*Request:*
Set down every entry word for word. Omit the pictures.

[Entries from a dataset]
━━━

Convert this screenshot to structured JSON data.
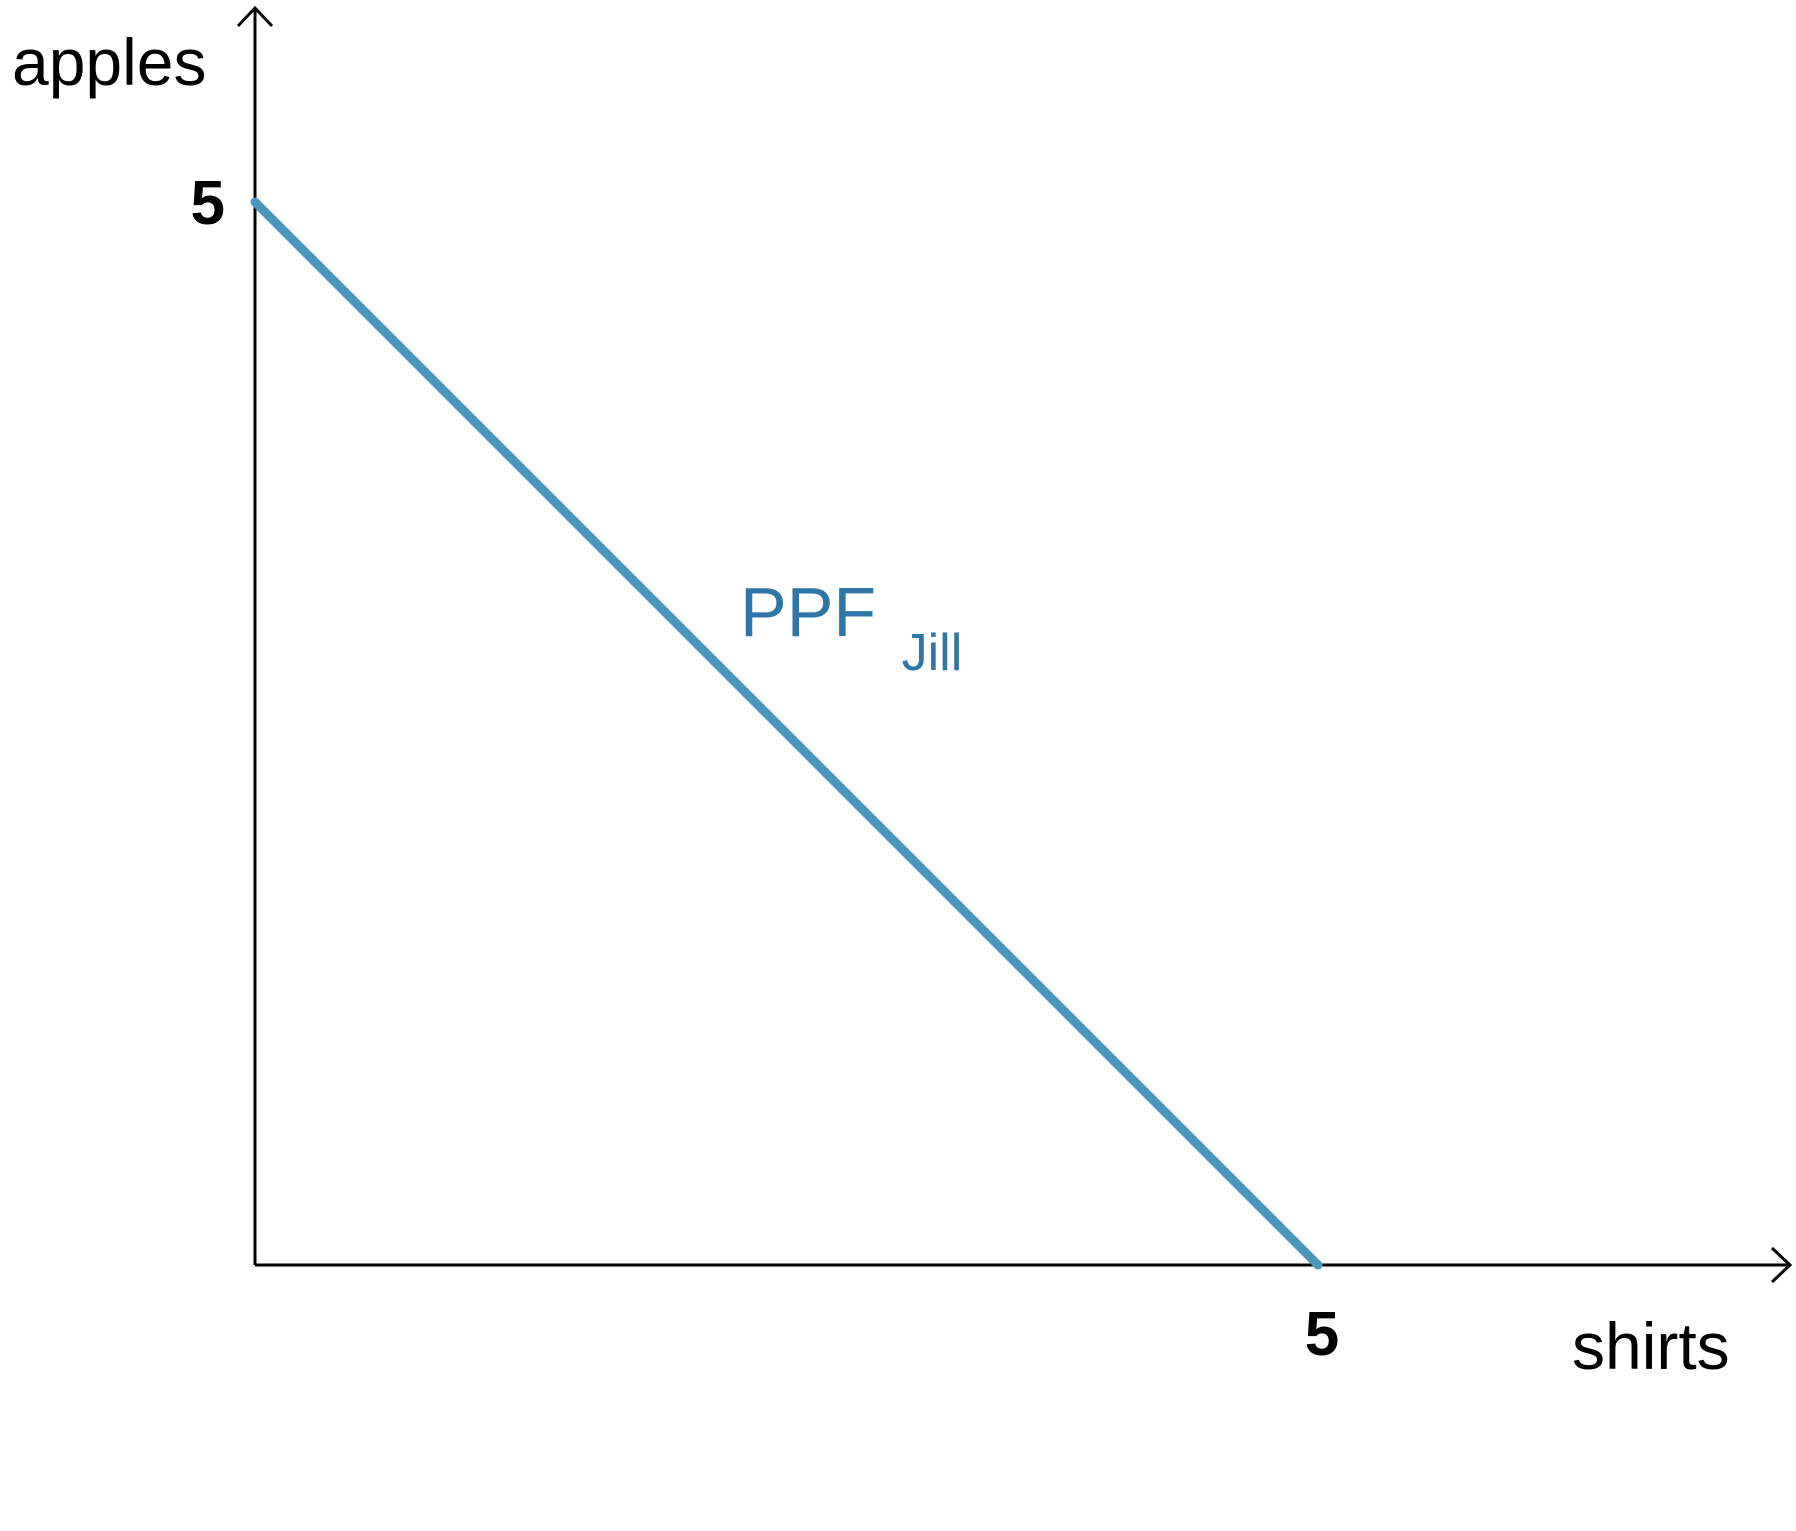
{
  "chart_data": {
    "type": "line",
    "xlabel": "shirts",
    "ylabel": "apples",
    "xlim": [
      0,
      6.5
    ],
    "ylim": [
      0,
      6
    ],
    "x_ticks": [
      {
        "value": 5,
        "label": "5"
      }
    ],
    "y_ticks": [
      {
        "value": 5,
        "label": "5"
      }
    ],
    "grid": false,
    "series": [
      {
        "name": "PPF",
        "name_subscript": "Jill",
        "color": "#4a97bd",
        "label_color": "#2e76a8",
        "points": [
          {
            "x": 0,
            "y": 5
          },
          {
            "x": 5,
            "y": 0
          }
        ]
      }
    ]
  }
}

━━━

*Exercise output:*
Convert this screenshot to structured JSON data.
{
  "chart_data": {
    "type": "line",
    "xlabel": "shirts",
    "ylabel": "apples",
    "xlim": [
      0,
      6.5
    ],
    "ylim": [
      0,
      6
    ],
    "x_ticks": [
      {
        "value": 5,
        "label": "5"
      }
    ],
    "y_ticks": [
      {
        "value": 5,
        "label": "5"
      }
    ],
    "grid": false,
    "series": [
      {
        "name": "PPF",
        "name_subscript": "Jill",
        "color": "#4a97bd",
        "label_color": "#2e76a8",
        "points": [
          {
            "x": 0,
            "y": 5
          },
          {
            "x": 5,
            "y": 0
          }
        ]
      }
    ]
  }
}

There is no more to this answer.